Figure collection entries
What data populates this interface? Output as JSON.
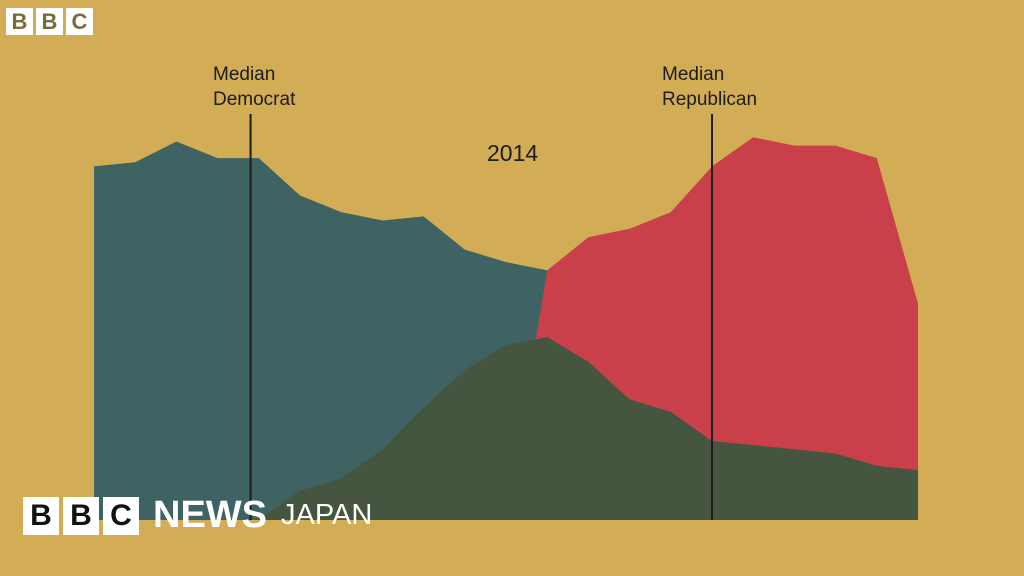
{
  "logo_top": [
    "B",
    "B",
    "C"
  ],
  "news_banner": {
    "blocks": [
      "B",
      "B",
      "C"
    ],
    "news": "NEWS",
    "region": "JAPAN"
  },
  "chart_data": {
    "type": "area",
    "title": "2014",
    "xlim": [
      0,
      20
    ],
    "ylim": [
      0,
      100
    ],
    "x": [
      0,
      1,
      2,
      3,
      4,
      5,
      6,
      7,
      8,
      9,
      10,
      11,
      12,
      13,
      14,
      15,
      16,
      17,
      18,
      19,
      20
    ],
    "series": [
      {
        "color": "#3f6262",
        "values": [
          85,
          86,
          91,
          87,
          87,
          78,
          74,
          72,
          73,
          65,
          62,
          60,
          41,
          39,
          28,
          25,
          23,
          21,
          20,
          19,
          19
        ]
      },
      {
        "color": "#c9404a",
        "values": [
          0,
          0,
          0,
          0,
          0,
          0,
          0,
          0,
          0,
          0,
          0,
          60,
          68,
          70,
          74,
          85,
          92,
          90,
          90,
          87,
          52
        ]
      },
      {
        "color": "#45553f",
        "values": [
          0,
          0,
          0,
          0,
          0,
          7,
          10,
          17,
          27,
          36,
          42,
          44,
          38,
          29,
          26,
          19,
          18,
          17,
          16,
          13,
          12
        ]
      }
    ],
    "annotations": [
      {
        "label": "Median\nDemocrat",
        "x": 3.8
      },
      {
        "label": "Median\nRepublican",
        "x": 15.0
      }
    ]
  }
}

Stated goal
Write out the listing above exactly as it stands, pictures excluded.

Written solution
What data populates this interface? Output as JSON.
{
  "logo_top": [
    "B",
    "B",
    "C"
  ],
  "news_banner": {
    "blocks": [
      "B",
      "B",
      "C"
    ],
    "news": "NEWS",
    "region": "JAPAN"
  },
  "chart_data": {
    "type": "area",
    "title": "2014",
    "xlim": [
      0,
      20
    ],
    "ylim": [
      0,
      100
    ],
    "x": [
      0,
      1,
      2,
      3,
      4,
      5,
      6,
      7,
      8,
      9,
      10,
      11,
      12,
      13,
      14,
      15,
      16,
      17,
      18,
      19,
      20
    ],
    "series": [
      {
        "color": "#3f6262",
        "values": [
          85,
          86,
          91,
          87,
          87,
          78,
          74,
          72,
          73,
          65,
          62,
          60,
          41,
          39,
          28,
          25,
          23,
          21,
          20,
          19,
          19
        ]
      },
      {
        "color": "#c9404a",
        "values": [
          0,
          0,
          0,
          0,
          0,
          0,
          0,
          0,
          0,
          0,
          0,
          60,
          68,
          70,
          74,
          85,
          92,
          90,
          90,
          87,
          52
        ]
      },
      {
        "color": "#45553f",
        "values": [
          0,
          0,
          0,
          0,
          0,
          7,
          10,
          17,
          27,
          36,
          42,
          44,
          38,
          29,
          26,
          19,
          18,
          17,
          16,
          13,
          12
        ]
      }
    ],
    "annotations": [
      {
        "label": "Median\nDemocrat",
        "x": 3.8
      },
      {
        "label": "Median\nRepublican",
        "x": 15.0
      }
    ]
  }
}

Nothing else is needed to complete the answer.